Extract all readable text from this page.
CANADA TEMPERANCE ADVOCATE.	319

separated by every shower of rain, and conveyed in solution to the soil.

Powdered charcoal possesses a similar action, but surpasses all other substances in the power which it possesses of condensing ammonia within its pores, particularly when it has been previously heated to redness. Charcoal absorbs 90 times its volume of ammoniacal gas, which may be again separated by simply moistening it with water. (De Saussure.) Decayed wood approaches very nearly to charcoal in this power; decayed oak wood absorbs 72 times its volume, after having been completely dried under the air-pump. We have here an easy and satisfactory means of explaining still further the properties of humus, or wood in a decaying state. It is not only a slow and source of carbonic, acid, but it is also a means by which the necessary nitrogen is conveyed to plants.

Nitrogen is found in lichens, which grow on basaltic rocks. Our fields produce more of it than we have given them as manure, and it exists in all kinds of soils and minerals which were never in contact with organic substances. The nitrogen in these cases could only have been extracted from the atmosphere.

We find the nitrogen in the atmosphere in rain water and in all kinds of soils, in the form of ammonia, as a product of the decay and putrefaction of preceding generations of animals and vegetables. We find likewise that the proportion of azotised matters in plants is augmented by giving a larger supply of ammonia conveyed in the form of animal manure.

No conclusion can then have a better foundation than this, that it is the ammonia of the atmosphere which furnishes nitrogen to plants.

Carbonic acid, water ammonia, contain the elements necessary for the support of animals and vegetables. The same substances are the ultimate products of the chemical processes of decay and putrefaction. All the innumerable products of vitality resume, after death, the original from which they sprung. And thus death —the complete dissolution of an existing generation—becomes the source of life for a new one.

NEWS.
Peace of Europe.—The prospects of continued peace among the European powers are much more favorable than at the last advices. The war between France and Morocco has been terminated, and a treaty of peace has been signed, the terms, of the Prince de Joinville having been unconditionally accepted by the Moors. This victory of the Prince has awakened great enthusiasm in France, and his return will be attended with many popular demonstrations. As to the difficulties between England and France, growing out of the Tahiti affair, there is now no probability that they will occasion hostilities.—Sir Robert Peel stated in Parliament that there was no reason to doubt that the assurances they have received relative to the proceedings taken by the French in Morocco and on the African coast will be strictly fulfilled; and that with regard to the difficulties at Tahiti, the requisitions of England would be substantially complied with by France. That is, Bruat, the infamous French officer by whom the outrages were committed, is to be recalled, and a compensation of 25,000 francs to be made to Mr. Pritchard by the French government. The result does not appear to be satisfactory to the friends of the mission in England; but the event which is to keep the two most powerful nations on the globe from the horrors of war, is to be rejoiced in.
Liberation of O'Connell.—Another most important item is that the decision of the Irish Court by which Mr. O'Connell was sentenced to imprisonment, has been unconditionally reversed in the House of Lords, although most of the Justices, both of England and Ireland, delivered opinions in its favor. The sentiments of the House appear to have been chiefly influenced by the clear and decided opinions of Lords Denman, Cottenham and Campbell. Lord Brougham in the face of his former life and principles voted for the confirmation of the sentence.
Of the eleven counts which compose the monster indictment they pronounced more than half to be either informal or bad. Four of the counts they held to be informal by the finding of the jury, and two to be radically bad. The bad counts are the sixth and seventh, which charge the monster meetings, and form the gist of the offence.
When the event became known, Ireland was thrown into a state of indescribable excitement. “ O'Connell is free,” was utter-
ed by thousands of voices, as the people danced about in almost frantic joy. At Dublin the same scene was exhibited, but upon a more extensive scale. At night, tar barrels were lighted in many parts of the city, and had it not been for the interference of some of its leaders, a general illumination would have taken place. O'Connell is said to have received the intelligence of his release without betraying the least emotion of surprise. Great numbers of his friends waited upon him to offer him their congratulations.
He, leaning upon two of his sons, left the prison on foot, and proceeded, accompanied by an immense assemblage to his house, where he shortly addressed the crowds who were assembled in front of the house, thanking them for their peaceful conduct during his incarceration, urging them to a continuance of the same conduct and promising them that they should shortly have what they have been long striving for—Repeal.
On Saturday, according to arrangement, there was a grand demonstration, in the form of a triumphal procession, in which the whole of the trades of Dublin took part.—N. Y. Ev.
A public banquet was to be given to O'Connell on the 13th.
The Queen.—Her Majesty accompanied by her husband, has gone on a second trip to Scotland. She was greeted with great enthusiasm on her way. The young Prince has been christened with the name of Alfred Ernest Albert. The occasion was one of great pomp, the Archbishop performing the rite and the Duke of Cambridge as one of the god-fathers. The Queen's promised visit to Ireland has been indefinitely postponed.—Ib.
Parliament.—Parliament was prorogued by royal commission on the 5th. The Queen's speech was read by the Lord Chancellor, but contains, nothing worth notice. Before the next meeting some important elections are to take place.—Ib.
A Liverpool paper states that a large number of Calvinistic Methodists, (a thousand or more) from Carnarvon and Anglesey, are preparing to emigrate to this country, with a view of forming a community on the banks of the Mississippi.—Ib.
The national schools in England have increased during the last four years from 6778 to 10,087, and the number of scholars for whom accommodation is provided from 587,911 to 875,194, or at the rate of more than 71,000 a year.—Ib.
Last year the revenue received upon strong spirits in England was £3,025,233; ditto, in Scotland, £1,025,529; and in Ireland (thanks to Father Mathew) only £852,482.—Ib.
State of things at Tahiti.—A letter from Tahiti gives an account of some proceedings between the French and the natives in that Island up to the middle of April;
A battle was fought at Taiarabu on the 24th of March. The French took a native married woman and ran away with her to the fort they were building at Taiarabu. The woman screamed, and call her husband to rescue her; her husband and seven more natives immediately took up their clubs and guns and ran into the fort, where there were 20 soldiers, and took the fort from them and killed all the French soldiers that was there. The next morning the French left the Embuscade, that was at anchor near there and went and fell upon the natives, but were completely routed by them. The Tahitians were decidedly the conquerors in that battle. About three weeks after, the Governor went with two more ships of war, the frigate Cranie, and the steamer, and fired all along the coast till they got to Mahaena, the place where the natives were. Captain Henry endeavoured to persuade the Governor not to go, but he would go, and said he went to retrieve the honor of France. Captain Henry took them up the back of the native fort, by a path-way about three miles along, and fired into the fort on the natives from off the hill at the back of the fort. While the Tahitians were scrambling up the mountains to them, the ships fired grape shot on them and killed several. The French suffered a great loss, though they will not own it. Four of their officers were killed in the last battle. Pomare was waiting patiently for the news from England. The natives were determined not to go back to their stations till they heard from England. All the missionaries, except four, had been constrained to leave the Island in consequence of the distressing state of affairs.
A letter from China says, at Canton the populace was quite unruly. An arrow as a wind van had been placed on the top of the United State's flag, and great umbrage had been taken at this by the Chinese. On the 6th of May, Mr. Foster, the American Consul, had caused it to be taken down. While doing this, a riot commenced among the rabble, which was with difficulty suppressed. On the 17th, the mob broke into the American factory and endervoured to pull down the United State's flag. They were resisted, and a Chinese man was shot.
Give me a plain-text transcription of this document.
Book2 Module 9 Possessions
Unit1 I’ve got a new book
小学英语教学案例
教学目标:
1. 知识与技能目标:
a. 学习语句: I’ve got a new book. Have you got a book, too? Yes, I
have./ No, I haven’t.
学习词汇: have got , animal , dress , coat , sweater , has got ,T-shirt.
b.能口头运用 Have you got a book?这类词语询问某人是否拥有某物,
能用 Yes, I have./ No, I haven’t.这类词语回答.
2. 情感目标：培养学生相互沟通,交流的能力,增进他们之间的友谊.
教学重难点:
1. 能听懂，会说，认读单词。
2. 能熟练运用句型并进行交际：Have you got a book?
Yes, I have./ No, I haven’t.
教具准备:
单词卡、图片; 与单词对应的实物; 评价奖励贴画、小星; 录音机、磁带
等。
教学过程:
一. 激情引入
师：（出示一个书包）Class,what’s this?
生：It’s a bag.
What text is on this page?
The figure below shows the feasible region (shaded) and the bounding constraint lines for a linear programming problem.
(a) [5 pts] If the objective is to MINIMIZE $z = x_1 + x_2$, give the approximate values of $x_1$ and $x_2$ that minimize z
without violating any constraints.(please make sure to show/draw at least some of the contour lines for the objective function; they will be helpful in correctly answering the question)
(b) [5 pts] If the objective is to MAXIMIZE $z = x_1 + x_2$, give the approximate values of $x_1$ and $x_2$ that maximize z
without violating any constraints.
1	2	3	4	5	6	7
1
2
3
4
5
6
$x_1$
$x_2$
▬▬▬▬▬▬▬▬▬▬
REQUIREMENTS:
In the records, locate each line holding the string "violating" and copy it.

EXPECTED OUTPUT:
without violating any constraints.(please make sure to show/draw at least some of the contour lines for the objective function; they will be helpful in correctly answering the question)
without violating any constraints.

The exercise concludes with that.